## PASSAGE SHOWN
########################################

Beef and dairy farmers should test for liver fluke before deciding on the most effective treatment this autumn.

Vet, Matt Colston, of Elanco Animal Health, tol The SF that while the fluke forecast is low to medium risk this year, following a cool spring and dry summer, the risk varied around the country and between farms. Also, the fluke’s host, the mud snail, will continue to thrive in wet areas, pond margins and ditches.

Read more: Liver fluke costs cattle industry £40.4m per year

“It’s vital to understand the fluke lifecycle and the influence of the weather, ground conditions, grazing management and timing of housing. Fluke level and stage of development must be monitored on each individual farm so that the right treatment can be used at the right time,” he said.

‘Low risk’ does not mean ‘no risk’ and choosing the most effective fluke product will help cattle to perform well over winter, helping to prevent liver damage and associated negative impacts on milk production, fertility, growth rate and time to finish.

########################################

## ACTIVITIES
A – Reproduce the stretch of the liver fluke article from "Read more: Liver fluke" through "time to finish.", word for word.
B – State whether each statement agrees with the liver fluke article, answering yes or no and quoting the deciding words: (i) the fluke forecast for this year is high risk; (ii) the mud snail will continue to thrive in wet areas, pond margins and ditches; (iii) a low-risk forecast means cattle face no fluke risk.
C – Resume the liver fluke article after its final sentence.

########################################

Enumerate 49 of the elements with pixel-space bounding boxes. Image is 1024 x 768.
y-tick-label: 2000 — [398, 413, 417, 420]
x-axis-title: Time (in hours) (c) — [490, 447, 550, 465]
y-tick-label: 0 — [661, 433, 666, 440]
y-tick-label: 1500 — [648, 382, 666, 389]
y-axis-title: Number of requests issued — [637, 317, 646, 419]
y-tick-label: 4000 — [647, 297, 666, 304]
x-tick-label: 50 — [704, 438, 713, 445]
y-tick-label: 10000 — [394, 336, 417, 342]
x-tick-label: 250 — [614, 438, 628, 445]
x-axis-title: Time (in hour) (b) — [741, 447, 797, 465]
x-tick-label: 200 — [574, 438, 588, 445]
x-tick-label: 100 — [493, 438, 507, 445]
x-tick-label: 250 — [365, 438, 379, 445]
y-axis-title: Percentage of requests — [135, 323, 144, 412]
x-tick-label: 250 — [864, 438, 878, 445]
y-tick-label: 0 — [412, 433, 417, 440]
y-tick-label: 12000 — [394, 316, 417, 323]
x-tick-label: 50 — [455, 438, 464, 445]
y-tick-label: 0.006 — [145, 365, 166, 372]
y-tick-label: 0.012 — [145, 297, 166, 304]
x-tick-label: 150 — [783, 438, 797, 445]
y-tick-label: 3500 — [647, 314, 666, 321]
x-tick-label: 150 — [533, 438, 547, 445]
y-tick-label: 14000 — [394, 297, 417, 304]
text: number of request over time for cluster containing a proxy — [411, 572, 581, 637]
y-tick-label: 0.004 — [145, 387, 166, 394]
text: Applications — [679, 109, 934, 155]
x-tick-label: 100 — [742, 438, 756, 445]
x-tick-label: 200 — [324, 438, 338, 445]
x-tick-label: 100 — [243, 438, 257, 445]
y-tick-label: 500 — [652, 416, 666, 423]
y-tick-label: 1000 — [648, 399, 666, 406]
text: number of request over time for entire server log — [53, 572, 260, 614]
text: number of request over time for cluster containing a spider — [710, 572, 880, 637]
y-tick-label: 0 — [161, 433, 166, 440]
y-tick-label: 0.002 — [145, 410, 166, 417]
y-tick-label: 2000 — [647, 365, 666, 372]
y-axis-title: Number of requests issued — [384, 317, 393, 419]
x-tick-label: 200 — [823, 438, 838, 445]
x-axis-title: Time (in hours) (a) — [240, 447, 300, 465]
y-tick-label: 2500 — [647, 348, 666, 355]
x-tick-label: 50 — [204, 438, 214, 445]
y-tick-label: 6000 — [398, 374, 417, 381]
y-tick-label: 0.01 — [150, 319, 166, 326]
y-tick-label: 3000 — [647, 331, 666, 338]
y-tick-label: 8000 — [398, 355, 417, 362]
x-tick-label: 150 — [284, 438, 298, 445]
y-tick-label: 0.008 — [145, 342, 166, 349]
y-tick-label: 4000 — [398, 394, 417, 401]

########################################

## EXPECTED RESPONSES
A –
Read more: Liver fluke costs cattle industry £40.4m per year

“It’s vital to understand the fluke lifecycle and the influence of the weather, ground conditions, grazing management and timing of housing. Fluke level and stage of development must be monitored on each individual farm so that the right treatment can be used at the right time,” he said.

‘Low risk’ does not mean ‘no risk’ and choosing the most effective fluke product will help cattle to perform well over winter, helping to prevent liver damage and associated negative impacts on milk production, fertility, growth rate and time to finish.

B –
(i) No: "the fluke forecast is low to medium risk this year"
(ii) Yes: "the mud snail, will continue to thrive in wet areas, pond margins and ditches"
(iii) No: "‘Low risk’ does not mean ‘no risk’"

C –
A recent study showed that animals with between one and 10 liver fluke present at slaughter took on average 31 days longer to finish, while those with more than 10 fluke present took on average 77 days longer . Fluke are likely to have a similar impact on efficiency of feed utilisation for adult cows.

None of the products currently on the market are able to kill all the fluke life stages present and treatments at the first point of housing will always leave some fluke behind, so there is a balance to be struck, he added. “As the risk is low this year, it’s likely that the best results will come from treating after the point of housing.

“The other option is to treat at the point of housing to remove as many fluke as possible, as soon as possible – but the downside of this is having to do a second treatment to remove leftover fluke,” he explained.

Triclabendazole (eg Fasinex 240) will remove the majority of fluke in cattle two weeks after first housing, while closantel and nitroxynil should be used seven to eight weeks after housing, with albendazole, oxyclosanide and clorsulon targeted for treatment at 10-12 weeks after first housing.

With winter feed in short supply in many areas, it will be doubly important to get the balance right and farmers should speak to their vet or animal health adviser for guidance on appropriate diagnostic tests and treatment. All cattle, including adults, should be treated for liver fluke, he said.